Output every line of the material exactly, omitting images.

AVAILABLE RECORDS -
— BEGIN —
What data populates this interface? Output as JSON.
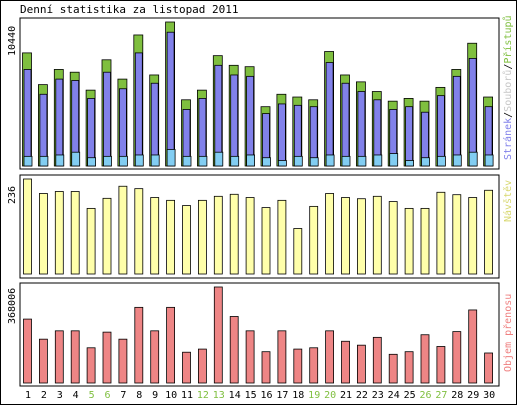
{
  "chart_data": [
    {
      "type": "bar",
      "title": "Denní statistika za listopad 2011",
      "ymax_label": "10440",
      "ymax": 10440,
      "legend": [
        {
          "label": "Stránek",
          "color": "#8181ea"
        },
        {
          "label": "Souborů",
          "color": "#ececec"
        },
        {
          "label": "Přístupů",
          "color": "#7fbf3f"
        }
      ],
      "categories": [
        "1",
        "2",
        "3",
        "4",
        "5",
        "6",
        "7",
        "8",
        "9",
        "10",
        "11",
        "12",
        "13",
        "14",
        "15",
        "16",
        "17",
        "18",
        "19",
        "20",
        "21",
        "22",
        "23",
        "24",
        "25",
        "26",
        "27",
        "28",
        "29",
        "30"
      ],
      "weekend_days": [
        "5",
        "6",
        "12",
        "13",
        "19",
        "20",
        "26",
        "27"
      ],
      "series": [
        {
          "name": "Přístupů",
          "color": "#7fbf3f",
          "values": [
            8200,
            5900,
            7000,
            6800,
            5500,
            7700,
            6300,
            9500,
            6600,
            10440,
            4800,
            5500,
            8000,
            7300,
            7200,
            4300,
            5200,
            5000,
            4800,
            8300,
            6600,
            6100,
            5400,
            4700,
            4900,
            4700,
            5700,
            7000,
            8900,
            5000
          ]
        },
        {
          "name": "Stránek",
          "color": "#8181ea",
          "values": [
            7000,
            5200,
            6300,
            6200,
            4900,
            6800,
            5600,
            8200,
            6000,
            9700,
            4100,
            4900,
            7300,
            6600,
            6500,
            3800,
            4500,
            4400,
            4300,
            7500,
            6000,
            5400,
            4800,
            4100,
            4300,
            3900,
            5100,
            6500,
            7800,
            4300
          ]
        },
        {
          "name": "Souborů",
          "color": "#82cdf2",
          "values": [
            700,
            700,
            800,
            1000,
            600,
            700,
            700,
            800,
            800,
            1200,
            700,
            700,
            1000,
            700,
            800,
            600,
            400,
            700,
            600,
            800,
            700,
            700,
            800,
            900,
            400,
            600,
            700,
            800,
            1000,
            800
          ]
        }
      ]
    },
    {
      "type": "bar",
      "ymax_label": "236",
      "ymax": 236,
      "legend": [
        {
          "label": "Návštěv",
          "color": "#ffff99"
        }
      ],
      "categories": [
        "1",
        "2",
        "3",
        "4",
        "5",
        "6",
        "7",
        "8",
        "9",
        "10",
        "11",
        "12",
        "13",
        "14",
        "15",
        "16",
        "17",
        "18",
        "19",
        "20",
        "21",
        "22",
        "23",
        "24",
        "25",
        "26",
        "27",
        "28",
        "29",
        "30"
      ],
      "series": [
        {
          "name": "Návštěv",
          "color": "#ffffaa",
          "values": [
            236,
            200,
            205,
            205,
            163,
            188,
            218,
            212,
            190,
            183,
            170,
            183,
            193,
            198,
            190,
            165,
            183,
            113,
            168,
            200,
            190,
            187,
            193,
            180,
            163,
            163,
            203,
            197,
            190,
            208
          ]
        }
      ]
    },
    {
      "type": "bar",
      "ymax_label": "368006",
      "ymax": 368006,
      "legend": [
        {
          "label": "Objem přenosu",
          "color": "#ef8080"
        }
      ],
      "categories": [
        "1",
        "2",
        "3",
        "4",
        "5",
        "6",
        "7",
        "8",
        "9",
        "10",
        "11",
        "12",
        "13",
        "14",
        "15",
        "16",
        "17",
        "18",
        "19",
        "20",
        "21",
        "22",
        "23",
        "24",
        "25",
        "26",
        "27",
        "28",
        "29",
        "30"
      ],
      "series": [
        {
          "name": "Objem přenosu",
          "color": "#ee8585",
          "values": [
            245000,
            168000,
            200000,
            200000,
            135000,
            195000,
            168000,
            290000,
            200000,
            290000,
            118000,
            130000,
            368006,
            255000,
            200000,
            120000,
            200000,
            130000,
            135000,
            200000,
            160000,
            145000,
            175000,
            110000,
            120000,
            185000,
            140000,
            197000,
            280000,
            115000
          ]
        }
      ]
    }
  ]
}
— END —
SOLVED EXERCISE -
What data populates this interface? Output as JSON.
{
  "chart_data": [
    {
      "type": "bar",
      "title": "Denní statistika za listopad 2011",
      "ymax_label": "10440",
      "ymax": 10440,
      "legend": [
        {
          "label": "Stránek",
          "color": "#8181ea"
        },
        {
          "label": "Souborů",
          "color": "#ececec"
        },
        {
          "label": "Přístupů",
          "color": "#7fbf3f"
        }
      ],
      "categories": [
        "1",
        "2",
        "3",
        "4",
        "5",
        "6",
        "7",
        "8",
        "9",
        "10",
        "11",
        "12",
        "13",
        "14",
        "15",
        "16",
        "17",
        "18",
        "19",
        "20",
        "21",
        "22",
        "23",
        "24",
        "25",
        "26",
        "27",
        "28",
        "29",
        "30"
      ],
      "weekend_days": [
        "5",
        "6",
        "12",
        "13",
        "19",
        "20",
        "26",
        "27"
      ],
      "series": [
        {
          "name": "Přístupů",
          "color": "#7fbf3f",
          "values": [
            8200,
            5900,
            7000,
            6800,
            5500,
            7700,
            6300,
            9500,
            6600,
            10440,
            4800,
            5500,
            8000,
            7300,
            7200,
            4300,
            5200,
            5000,
            4800,
            8300,
            6600,
            6100,
            5400,
            4700,
            4900,
            4700,
            5700,
            7000,
            8900,
            5000
          ]
        },
        {
          "name": "Stránek",
          "color": "#8181ea",
          "values": [
            7000,
            5200,
            6300,
            6200,
            4900,
            6800,
            5600,
            8200,
            6000,
            9700,
            4100,
            4900,
            7300,
            6600,
            6500,
            3800,
            4500,
            4400,
            4300,
            7500,
            6000,
            5400,
            4800,
            4100,
            4300,
            3900,
            5100,
            6500,
            7800,
            4300
          ]
        },
        {
          "name": "Souborů",
          "color": "#82cdf2",
          "values": [
            700,
            700,
            800,
            1000,
            600,
            700,
            700,
            800,
            800,
            1200,
            700,
            700,
            1000,
            700,
            800,
            600,
            400,
            700,
            600,
            800,
            700,
            700,
            800,
            900,
            400,
            600,
            700,
            800,
            1000,
            800
          ]
        }
      ]
    },
    {
      "type": "bar",
      "ymax_label": "236",
      "ymax": 236,
      "legend": [
        {
          "label": "Návštěv",
          "color": "#ffff99"
        }
      ],
      "categories": [
        "1",
        "2",
        "3",
        "4",
        "5",
        "6",
        "7",
        "8",
        "9",
        "10",
        "11",
        "12",
        "13",
        "14",
        "15",
        "16",
        "17",
        "18",
        "19",
        "20",
        "21",
        "22",
        "23",
        "24",
        "25",
        "26",
        "27",
        "28",
        "29",
        "30"
      ],
      "series": [
        {
          "name": "Návštěv",
          "color": "#ffffaa",
          "values": [
            236,
            200,
            205,
            205,
            163,
            188,
            218,
            212,
            190,
            183,
            170,
            183,
            193,
            198,
            190,
            165,
            183,
            113,
            168,
            200,
            190,
            187,
            193,
            180,
            163,
            163,
            203,
            197,
            190,
            208
          ]
        }
      ]
    },
    {
      "type": "bar",
      "ymax_label": "368006",
      "ymax": 368006,
      "legend": [
        {
          "label": "Objem přenosu",
          "color": "#ef8080"
        }
      ],
      "categories": [
        "1",
        "2",
        "3",
        "4",
        "5",
        "6",
        "7",
        "8",
        "9",
        "10",
        "11",
        "12",
        "13",
        "14",
        "15",
        "16",
        "17",
        "18",
        "19",
        "20",
        "21",
        "22",
        "23",
        "24",
        "25",
        "26",
        "27",
        "28",
        "29",
        "30"
      ],
      "series": [
        {
          "name": "Objem přenosu",
          "color": "#ee8585",
          "values": [
            245000,
            168000,
            200000,
            200000,
            135000,
            195000,
            168000,
            290000,
            200000,
            290000,
            118000,
            130000,
            368006,
            255000,
            200000,
            120000,
            200000,
            130000,
            135000,
            200000,
            160000,
            145000,
            175000,
            110000,
            120000,
            185000,
            140000,
            197000,
            280000,
            115000
          ]
        }
      ]
    }
  ]
}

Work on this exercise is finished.